* _DO THIS_:
Write out the records below once more, exactly as they stand.

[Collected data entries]

[Start]

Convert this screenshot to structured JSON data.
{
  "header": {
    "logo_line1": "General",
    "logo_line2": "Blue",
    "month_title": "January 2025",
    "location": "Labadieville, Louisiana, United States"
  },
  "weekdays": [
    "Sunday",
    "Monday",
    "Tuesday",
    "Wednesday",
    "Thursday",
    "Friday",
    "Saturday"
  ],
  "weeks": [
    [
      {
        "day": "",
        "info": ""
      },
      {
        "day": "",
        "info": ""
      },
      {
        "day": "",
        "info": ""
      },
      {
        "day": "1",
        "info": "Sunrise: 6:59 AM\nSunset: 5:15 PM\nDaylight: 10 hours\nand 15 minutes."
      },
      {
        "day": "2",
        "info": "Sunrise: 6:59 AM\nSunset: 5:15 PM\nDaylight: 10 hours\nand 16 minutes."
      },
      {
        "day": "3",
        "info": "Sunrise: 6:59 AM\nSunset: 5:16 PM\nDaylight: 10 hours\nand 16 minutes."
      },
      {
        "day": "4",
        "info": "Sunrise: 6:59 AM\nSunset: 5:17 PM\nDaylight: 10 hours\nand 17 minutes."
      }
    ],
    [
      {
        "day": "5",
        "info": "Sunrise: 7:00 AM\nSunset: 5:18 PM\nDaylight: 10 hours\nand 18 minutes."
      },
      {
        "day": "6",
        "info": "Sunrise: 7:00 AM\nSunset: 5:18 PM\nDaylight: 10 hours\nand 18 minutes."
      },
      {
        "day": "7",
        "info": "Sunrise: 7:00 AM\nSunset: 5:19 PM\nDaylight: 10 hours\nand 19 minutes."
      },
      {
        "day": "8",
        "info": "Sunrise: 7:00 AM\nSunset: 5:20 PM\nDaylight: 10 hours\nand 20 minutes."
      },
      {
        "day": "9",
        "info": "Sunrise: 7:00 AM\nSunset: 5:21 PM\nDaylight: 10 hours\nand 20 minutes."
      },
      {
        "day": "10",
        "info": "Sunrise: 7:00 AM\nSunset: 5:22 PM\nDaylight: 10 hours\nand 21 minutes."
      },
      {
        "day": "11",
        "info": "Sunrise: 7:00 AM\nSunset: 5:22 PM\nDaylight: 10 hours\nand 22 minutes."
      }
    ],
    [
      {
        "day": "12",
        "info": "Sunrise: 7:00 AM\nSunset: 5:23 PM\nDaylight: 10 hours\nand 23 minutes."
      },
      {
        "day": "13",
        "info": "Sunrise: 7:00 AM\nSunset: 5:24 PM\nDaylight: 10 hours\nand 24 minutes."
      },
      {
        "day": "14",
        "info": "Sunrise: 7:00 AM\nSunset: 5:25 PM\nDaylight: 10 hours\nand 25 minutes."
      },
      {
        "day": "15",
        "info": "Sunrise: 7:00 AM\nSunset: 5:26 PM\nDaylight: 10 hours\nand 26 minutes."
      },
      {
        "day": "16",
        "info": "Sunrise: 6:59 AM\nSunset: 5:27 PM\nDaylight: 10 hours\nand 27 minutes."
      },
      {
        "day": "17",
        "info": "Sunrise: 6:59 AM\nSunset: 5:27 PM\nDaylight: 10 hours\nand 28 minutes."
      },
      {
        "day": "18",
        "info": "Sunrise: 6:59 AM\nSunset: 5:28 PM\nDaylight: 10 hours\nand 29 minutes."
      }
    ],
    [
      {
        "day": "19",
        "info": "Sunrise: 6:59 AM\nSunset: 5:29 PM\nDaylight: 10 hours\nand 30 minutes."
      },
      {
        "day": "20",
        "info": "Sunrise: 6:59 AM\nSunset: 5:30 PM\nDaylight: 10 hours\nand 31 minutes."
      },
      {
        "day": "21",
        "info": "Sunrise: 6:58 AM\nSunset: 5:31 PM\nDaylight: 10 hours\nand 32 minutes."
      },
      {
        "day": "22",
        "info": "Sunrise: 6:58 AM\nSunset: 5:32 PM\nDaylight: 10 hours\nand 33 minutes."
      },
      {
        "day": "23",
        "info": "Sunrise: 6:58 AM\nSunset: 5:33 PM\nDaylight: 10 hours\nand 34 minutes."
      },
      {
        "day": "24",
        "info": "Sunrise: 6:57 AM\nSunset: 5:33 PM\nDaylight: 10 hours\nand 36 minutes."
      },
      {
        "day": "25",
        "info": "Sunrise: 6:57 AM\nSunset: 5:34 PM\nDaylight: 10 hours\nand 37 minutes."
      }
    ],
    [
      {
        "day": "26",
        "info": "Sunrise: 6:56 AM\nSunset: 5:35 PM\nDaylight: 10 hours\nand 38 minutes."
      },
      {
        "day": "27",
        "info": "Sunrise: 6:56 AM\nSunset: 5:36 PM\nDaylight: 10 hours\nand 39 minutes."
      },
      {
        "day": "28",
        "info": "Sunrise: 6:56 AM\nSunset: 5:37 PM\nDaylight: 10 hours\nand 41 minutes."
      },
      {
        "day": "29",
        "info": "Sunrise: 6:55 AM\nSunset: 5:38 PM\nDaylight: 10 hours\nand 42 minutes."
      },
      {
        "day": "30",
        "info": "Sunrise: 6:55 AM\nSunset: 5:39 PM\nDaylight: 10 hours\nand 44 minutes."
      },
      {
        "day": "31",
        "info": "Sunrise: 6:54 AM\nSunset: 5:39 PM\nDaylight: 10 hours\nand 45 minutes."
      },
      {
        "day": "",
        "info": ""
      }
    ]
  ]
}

[End]

* _SOLUTION FOR THIS TASK_:
Convert this screenshot to structured JSON data.
{
  "header": {
    "logo_line1": "General",
    "logo_line2": "Blue",
    "month_title": "January 2025",
    "location": "Labadieville, Louisiana, United States"
  },
  "weekdays": [
    "Sunday",
    "Monday",
    "Tuesday",
    "Wednesday",
    "Thursday",
    "Friday",
    "Saturday"
  ],
  "weeks": [
    [
      {
        "day": "",
        "info": ""
      },
      {
        "day": "",
        "info": ""
      },
      {
        "day": "",
        "info": ""
      },
      {
        "day": "1",
        "info": "Sunrise: 6:59 AM\nSunset: 5:15 PM\nDaylight: 10 hours\nand 15 minutes."
      },
      {
        "day": "2",
        "info": "Sunrise: 6:59 AM\nSunset: 5:15 PM\nDaylight: 10 hours\nand 16 minutes."
      },
      {
        "day": "3",
        "info": "Sunrise: 6:59 AM\nSunset: 5:16 PM\nDaylight: 10 hours\nand 16 minutes."
      },
      {
        "day": "4",
        "info": "Sunrise: 6:59 AM\nSunset: 5:17 PM\nDaylight: 10 hours\nand 17 minutes."
      }
    ],
    [
      {
        "day": "5",
        "info": "Sunrise: 7:00 AM\nSunset: 5:18 PM\nDaylight: 10 hours\nand 18 minutes."
      },
      {
        "day": "6",
        "info": "Sunrise: 7:00 AM\nSunset: 5:18 PM\nDaylight: 10 hours\nand 18 minutes."
      },
      {
        "day": "7",
        "info": "Sunrise: 7:00 AM\nSunset: 5:19 PM\nDaylight: 10 hours\nand 19 minutes."
      },
      {
        "day": "8",
        "info": "Sunrise: 7:00 AM\nSunset: 5:20 PM\nDaylight: 10 hours\nand 20 minutes."
      },
      {
        "day": "9",
        "info": "Sunrise: 7:00 AM\nSunset: 5:21 PM\nDaylight: 10 hours\nand 20 minutes."
      },
      {
        "day": "10",
        "info": "Sunrise: 7:00 AM\nSunset: 5:22 PM\nDaylight: 10 hours\nand 21 minutes."
      },
      {
        "day": "11",
        "info": "Sunrise: 7:00 AM\nSunset: 5:22 PM\nDaylight: 10 hours\nand 22 minutes."
      }
    ],
    [
      {
        "day": "12",
        "info": "Sunrise: 7:00 AM\nSunset: 5:23 PM\nDaylight: 10 hours\nand 23 minutes."
      },
      {
        "day": "13",
        "info": "Sunrise: 7:00 AM\nSunset: 5:24 PM\nDaylight: 10 hours\nand 24 minutes."
      },
      {
        "day": "14",
        "info": "Sunrise: 7:00 AM\nSunset: 5:25 PM\nDaylight: 10 hours\nand 25 minutes."
      },
      {
        "day": "15",
        "info": "Sunrise: 7:00 AM\nSunset: 5:26 PM\nDaylight: 10 hours\nand 26 minutes."
      },
      {
        "day": "16",
        "info": "Sunrise: 6:59 AM\nSunset: 5:27 PM\nDaylight: 10 hours\nand 27 minutes."
      },
      {
        "day": "17",
        "info": "Sunrise: 6:59 AM\nSunset: 5:27 PM\nDaylight: 10 hours\nand 28 minutes."
      },
      {
        "day": "18",
        "info": "Sunrise: 6:59 AM\nSunset: 5:28 PM\nDaylight: 10 hours\nand 29 minutes."
      }
    ],
    [
      {
        "day": "19",
        "info": "Sunrise: 6:59 AM\nSunset: 5:29 PM\nDaylight: 10 hours\nand 30 minutes."
      },
      {
        "day": "20",
        "info": "Sunrise: 6:59 AM\nSunset: 5:30 PM\nDaylight: 10 hours\nand 31 minutes."
      },
      {
        "day": "21",
        "info": "Sunrise: 6:58 AM\nSunset: 5:31 PM\nDaylight: 10 hours\nand 32 minutes."
      },
      {
        "day": "22",
        "info": "Sunrise: 6:58 AM\nSunset: 5:32 PM\nDaylight: 10 hours\nand 33 minutes."
      },
      {
        "day": "23",
        "info": "Sunrise: 6:58 AM\nSunset: 5:33 PM\nDaylight: 10 hours\nand 34 minutes."
      },
      {
        "day": "24",
        "info": "Sunrise: 6:57 AM\nSunset: 5:33 PM\nDaylight: 10 hours\nand 36 minutes."
      },
      {
        "day": "25",
        "info": "Sunrise: 6:57 AM\nSunset: 5:34 PM\nDaylight: 10 hours\nand 37 minutes."
      }
    ],
    [
      {
        "day": "26",
        "info": "Sunrise: 6:56 AM\nSunset: 5:35 PM\nDaylight: 10 hours\nand 38 minutes."
      },
      {
        "day": "27",
        "info": "Sunrise: 6:56 AM\nSunset: 5:36 PM\nDaylight: 10 hours\nand 39 minutes."
      },
      {
        "day": "28",
        "info": "Sunrise: 6:56 AM\nSunset: 5:37 PM\nDaylight: 10 hours\nand 41 minutes."
      },
      {
        "day": "29",
        "info": "Sunrise: 6:55 AM\nSunset: 5:38 PM\nDaylight: 10 hours\nand 42 minutes."
      },
      {
        "day": "30",
        "info": "Sunrise: 6:55 AM\nSunset: 5:39 PM\nDaylight: 10 hours\nand 44 minutes."
      },
      {
        "day": "31",
        "info": "Sunrise: 6:54 AM\nSunset: 5:39 PM\nDaylight: 10 hours\nand 45 minutes."
      },
      {
        "day": "",
        "info": ""
      }
    ]
  ]
}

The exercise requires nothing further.